◆ **The problem**
Extract every line of the items below word for word, omitting the pictures from your answer.
__________________________________________________
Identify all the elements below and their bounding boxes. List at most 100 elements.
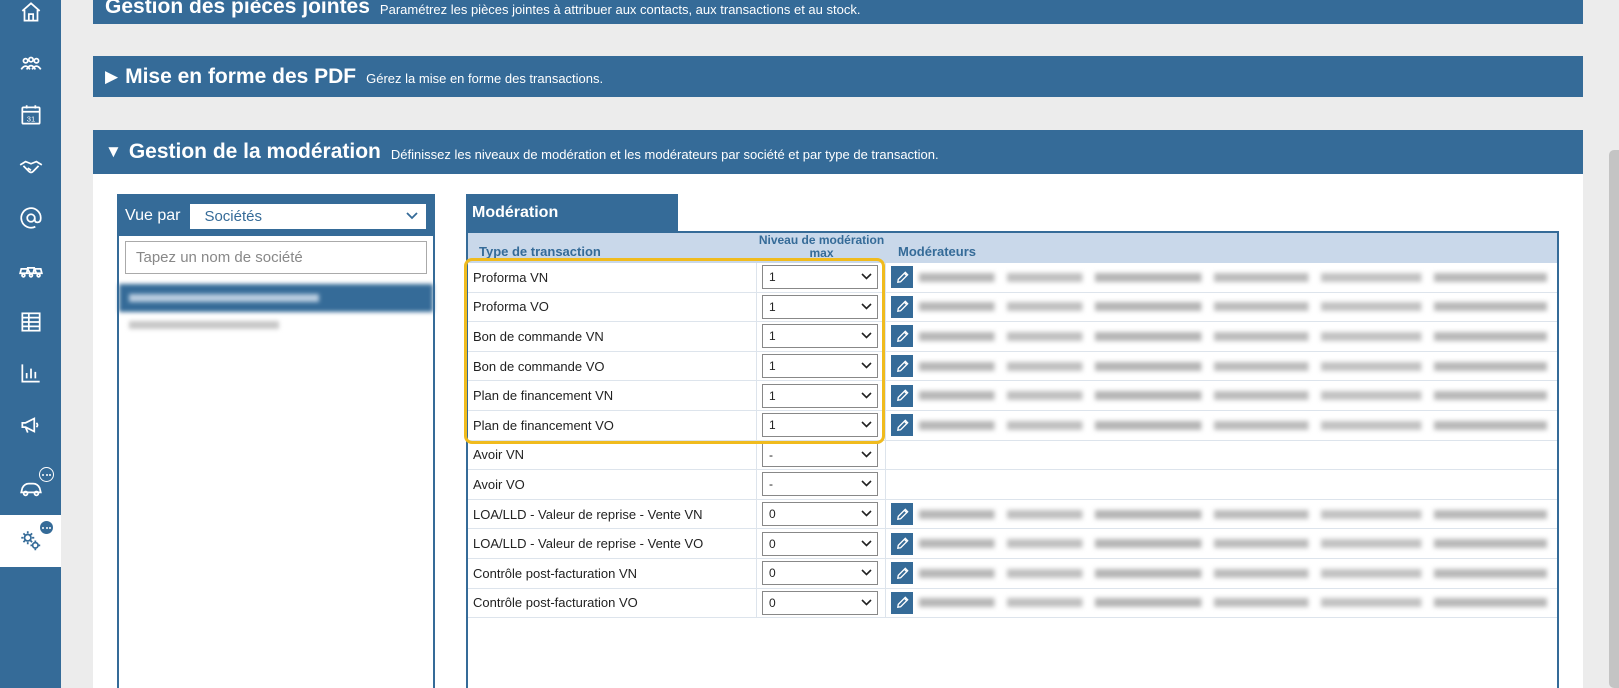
moderators-cell	[886, 559, 1557, 588]
chevron-down-icon	[861, 598, 872, 608]
moderators-cell	[886, 529, 1557, 558]
transaction-type: Avoir VN	[468, 440, 757, 470]
home-icon[interactable]	[0, 0, 61, 38]
chevron-down-icon	[861, 361, 872, 371]
moderation-level-value: -	[769, 447, 773, 462]
edit-moderators-button[interactable]	[891, 591, 913, 614]
chevron-down-icon	[861, 539, 872, 549]
chevron-down-icon	[861, 272, 872, 282]
moderators-list-redacted	[919, 361, 1547, 371]
moderation-level-select[interactable]: 1	[762, 354, 878, 379]
moderation-level-select[interactable]: 0	[762, 590, 878, 615]
svg-text:31: 31	[26, 115, 34, 124]
table-row: Proforma VO 1	[468, 292, 1557, 323]
table-row: Plan de financement VN 1	[468, 381, 1557, 411]
chevron-down-icon	[861, 302, 872, 312]
moderation-level-select[interactable]: 1	[762, 294, 878, 319]
table-row: Contrôle post-facturation VN 0	[468, 559, 1557, 589]
moderation-table: Type de transaction Niveau de modération…	[466, 231, 1559, 688]
company-search-placeholder: Tapez un nom de société	[136, 249, 303, 266]
pdf-section-header[interactable]: ▶ Mise en forme des PDF Gérez la mise en…	[93, 56, 1583, 97]
edit-moderators-button[interactable]	[891, 295, 913, 318]
table-row: LOA/LLD - Valeur de reprise - Vente VN 0	[468, 499, 1557, 530]
moderation-level-select[interactable]: -	[762, 472, 878, 497]
moderation-section-header[interactable]: ▼ Gestion de la modération Définissez le…	[93, 130, 1583, 174]
moderation-level-value: 0	[769, 595, 776, 610]
edit-moderators-button[interactable]	[891, 532, 913, 555]
chevron-down-icon	[861, 391, 872, 401]
pencil-icon	[895, 507, 910, 522]
tab-moderation[interactable]: Modération	[466, 194, 678, 231]
handshake-icon[interactable]	[0, 141, 61, 193]
pencil-icon	[895, 299, 910, 314]
moderation-level-select[interactable]: 0	[762, 531, 878, 556]
company-item[interactable]	[119, 312, 433, 338]
moderators-list-redacted	[919, 509, 1547, 519]
page-scrollbar[interactable]	[1609, 150, 1619, 688]
car-icon[interactable]	[0, 462, 61, 514]
vehicles-icon[interactable]	[0, 244, 61, 296]
company-item-selected[interactable]	[119, 284, 433, 312]
moderation-level-select[interactable]: 1	[762, 265, 878, 290]
company-search-input[interactable]: Tapez un nom de société	[125, 241, 427, 274]
moderation-level-value: 0	[769, 507, 776, 522]
column-header-type: Type de transaction	[479, 243, 601, 259]
table-row: Avoir VN -	[468, 440, 1557, 471]
moderators-cell	[886, 352, 1557, 381]
pencil-icon	[895, 418, 910, 433]
moderation-level-value: 1	[769, 418, 776, 433]
more-badge-icon	[39, 467, 54, 482]
chevron-down-icon	[861, 568, 872, 578]
edit-moderators-button[interactable]	[891, 503, 913, 526]
edit-moderators-button[interactable]	[891, 325, 913, 348]
edit-moderators-button[interactable]	[891, 384, 913, 407]
collapse-arrow-icon: ▼	[105, 142, 122, 161]
chart-icon[interactable]	[0, 347, 61, 399]
attachments-section-header[interactable]: Gestion des pièces jointes Paramétrez le…	[93, 0, 1583, 24]
moderation-level-select[interactable]: 0	[762, 502, 878, 527]
column-header-moderators: Modérateurs	[898, 243, 977, 259]
moderators-list-redacted	[919, 598, 1547, 608]
moderation-level-value: 1	[769, 299, 776, 314]
users-icon[interactable]	[0, 38, 61, 90]
moderation-level-value: -	[769, 477, 773, 492]
transaction-type: Contrôle post-facturation VO	[468, 588, 757, 618]
vue-par-select[interactable]: Sociétés	[190, 203, 427, 229]
moderation-level-value: 1	[769, 270, 776, 285]
moderation-level-select[interactable]: 1	[762, 324, 878, 349]
section-subtitle: Gérez la mise en forme des transactions.	[366, 71, 604, 86]
settings-icon[interactable]	[0, 515, 61, 567]
moderators-list-redacted	[919, 420, 1547, 430]
table-row: Avoir VO -	[468, 470, 1557, 500]
section-title: Mise en forme des PDF	[125, 64, 357, 88]
moderation-level-select[interactable]: 0	[762, 561, 878, 586]
at-icon[interactable]	[0, 192, 61, 244]
vue-par-label: Vue par	[125, 207, 181, 224]
edit-moderators-button[interactable]	[891, 355, 913, 378]
pencil-icon	[895, 270, 910, 285]
column-header-level: Niveau de modération max	[758, 233, 885, 260]
moderators-list-redacted	[919, 568, 1547, 578]
edit-moderators-button[interactable]	[891, 414, 913, 437]
calendar-icon[interactable]: 31	[0, 89, 61, 141]
edit-moderators-button[interactable]	[891, 562, 913, 585]
moderation-level-select[interactable]: 1	[762, 383, 878, 408]
table-icon[interactable]	[0, 296, 61, 348]
moderators-list-redacted	[919, 331, 1547, 341]
section-subtitle: Paramétrez les pièces jointes à attribue…	[379, 1, 861, 17]
moderators-cell	[886, 500, 1557, 529]
pencil-icon	[895, 388, 910, 403]
moderators-list-redacted	[919, 272, 1547, 282]
table-row: Contrôle post-facturation VO 0	[468, 588, 1557, 619]
expand-arrow-icon: ▶	[105, 66, 119, 86]
section-subtitle: Définissez les niveaux de modération et …	[390, 146, 939, 162]
moderation-level-select[interactable]: -	[762, 442, 878, 467]
moderation-level-value: 0	[769, 566, 776, 581]
moderation-level-select[interactable]: 1	[762, 413, 878, 438]
moderation-level-value: 1	[769, 329, 776, 344]
table-header: Type de transaction Niveau de modération…	[468, 233, 1557, 263]
megaphone-icon[interactable]	[0, 399, 61, 451]
edit-moderators-button[interactable]	[891, 266, 913, 289]
transaction-type: Bon de commande VN	[468, 322, 757, 351]
more-badge-icon	[39, 520, 54, 535]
__________________________________________________
◆ **Response to this task**
Identify all the elements below and their bounding boxes. List at most 100 elements.
moderators-cell	[886, 559, 1557, 588]
chevron-down-icon	[861, 598, 872, 608]
moderators-cell	[886, 529, 1557, 558]
transaction-type: Avoir VN	[468, 440, 757, 470]
home-icon[interactable]	[0, 0, 61, 38]
chevron-down-icon	[861, 361, 872, 371]
moderation-level-value: -	[769, 447, 773, 462]
edit-moderators-button[interactable]	[891, 591, 913, 614]
chevron-down-icon	[861, 539, 872, 549]
chevron-down-icon	[861, 272, 872, 282]
moderators-list-redacted	[919, 361, 1547, 371]
moderation-level-select[interactable]: 1	[762, 354, 878, 379]
moderation-level-select[interactable]: 0	[762, 590, 878, 615]
svg-text:31: 31	[26, 115, 34, 124]
table-row: Proforma VO 1	[468, 292, 1557, 323]
table-row: Plan de financement VN 1	[468, 381, 1557, 411]
chevron-down-icon	[861, 302, 872, 312]
moderation-level-select[interactable]: 1	[762, 294, 878, 319]
table-row: Contrôle post-facturation VN 0	[468, 559, 1557, 589]
moderation-table: Type de transaction Niveau de modération…	[466, 231, 1559, 688]
company-search-placeholder: Tapez un nom de société	[136, 249, 303, 266]
pdf-section-header[interactable]: ▶ Mise en forme des PDF Gérez la mise en…	[93, 56, 1583, 97]
edit-moderators-button[interactable]	[891, 295, 913, 318]
table-row: LOA/LLD - Valeur de reprise - Vente VN 0	[468, 499, 1557, 530]
moderation-level-select[interactable]: -	[762, 472, 878, 497]
moderation-section-header[interactable]: ▼ Gestion de la modération Définissez le…	[93, 130, 1583, 174]
moderation-level-value: 0	[769, 595, 776, 610]
edit-moderators-button[interactable]	[891, 532, 913, 555]
chevron-down-icon	[861, 391, 872, 401]
pencil-icon	[895, 507, 910, 522]
tab-moderation[interactable]: Modération	[466, 194, 678, 231]
handshake-icon[interactable]	[0, 141, 61, 193]
pencil-icon	[895, 299, 910, 314]
moderation-level-select[interactable]: 0	[762, 531, 878, 556]
company-item[interactable]	[119, 312, 433, 338]
moderators-list-redacted	[919, 509, 1547, 519]
page-scrollbar[interactable]	[1609, 150, 1619, 688]
car-icon[interactable]	[0, 462, 61, 514]
vehicles-icon[interactable]	[0, 244, 61, 296]
company-item-selected[interactable]	[119, 284, 433, 312]
moderation-level-select[interactable]: 1	[762, 265, 878, 290]
company-search-input[interactable]: Tapez un nom de société	[125, 241, 427, 274]
moderation-level-value: 0	[769, 507, 776, 522]
column-header-type: Type de transaction	[479, 243, 601, 259]
table-row: Avoir VN -	[468, 440, 1557, 471]
moderators-cell	[886, 352, 1557, 381]
pencil-icon	[895, 418, 910, 433]
moderation-level-value: 1	[769, 418, 776, 433]
more-badge-icon	[39, 467, 54, 482]
chevron-down-icon	[861, 568, 872, 578]
edit-moderators-button[interactable]	[891, 503, 913, 526]
edit-moderators-button[interactable]	[891, 325, 913, 348]
edit-moderators-button[interactable]	[891, 384, 913, 407]
collapse-arrow-icon: ▼	[105, 142, 122, 161]
chart-icon[interactable]	[0, 347, 61, 399]
attachments-section-header[interactable]: Gestion des pièces jointes Paramétrez le…	[93, 0, 1583, 24]
moderation-level-select[interactable]: 0	[762, 502, 878, 527]
column-header-moderators: Modérateurs	[898, 243, 977, 259]
moderators-list-redacted	[919, 598, 1547, 608]
moderation-level-value: 1	[769, 299, 776, 314]
users-icon[interactable]	[0, 38, 61, 90]
moderation-level-value: -	[769, 477, 773, 492]
transaction-type: Contrôle post-facturation VO	[468, 588, 757, 618]
vue-par-select[interactable]: Sociétés	[190, 203, 427, 229]
moderation-level-value: 1	[769, 270, 776, 285]
moderation-level-select[interactable]: 1	[762, 324, 878, 349]
section-subtitle: Gérez la mise en forme des transactions.	[366, 71, 604, 86]
settings-icon[interactable]	[0, 515, 61, 567]
moderators-list-redacted	[919, 420, 1547, 430]
table-row: Avoir VO -	[468, 470, 1557, 500]
section-title: Mise en forme des PDF	[125, 64, 357, 88]
moderation-level-select[interactable]: 0	[762, 561, 878, 586]
at-icon[interactable]	[0, 192, 61, 244]
vue-par-label: Vue par	[125, 207, 181, 224]
edit-moderators-button[interactable]	[891, 355, 913, 378]
pencil-icon	[895, 270, 910, 285]
column-header-level: Niveau de modération max	[758, 233, 885, 260]
moderators-list-redacted	[919, 568, 1547, 578]
edit-moderators-button[interactable]	[891, 414, 913, 437]
calendar-icon[interactable]: 31	[0, 89, 61, 141]
edit-moderators-button[interactable]	[891, 562, 913, 585]
moderation-level-select[interactable]: 1	[762, 383, 878, 408]
table-icon[interactable]	[0, 296, 61, 348]
moderators-list-redacted	[919, 331, 1547, 341]
section-subtitle: Paramétrez les pièces jointes à attribue…	[379, 1, 861, 17]
moderators-cell	[886, 500, 1557, 529]
pencil-icon	[895, 388, 910, 403]
moderators-list-redacted	[919, 272, 1547, 282]
table-row: Contrôle post-facturation VO 0	[468, 588, 1557, 619]
expand-arrow-icon: ▶	[105, 66, 119, 86]
section-subtitle: Définissez les niveaux de modération et …	[390, 146, 939, 162]
moderation-level-select[interactable]: -	[762, 442, 878, 467]
moderation-level-value: 0	[769, 566, 776, 581]
moderation-level-select[interactable]: 1	[762, 413, 878, 438]
moderation-level-value: 1	[769, 329, 776, 344]
table-header: Type de transaction Niveau de modération…	[468, 233, 1557, 263]
megaphone-icon[interactable]	[0, 399, 61, 451]
edit-moderators-button[interactable]	[891, 266, 913, 289]
transaction-type: Bon de commande VN	[468, 322, 757, 351]
more-badge-icon	[39, 520, 54, 535]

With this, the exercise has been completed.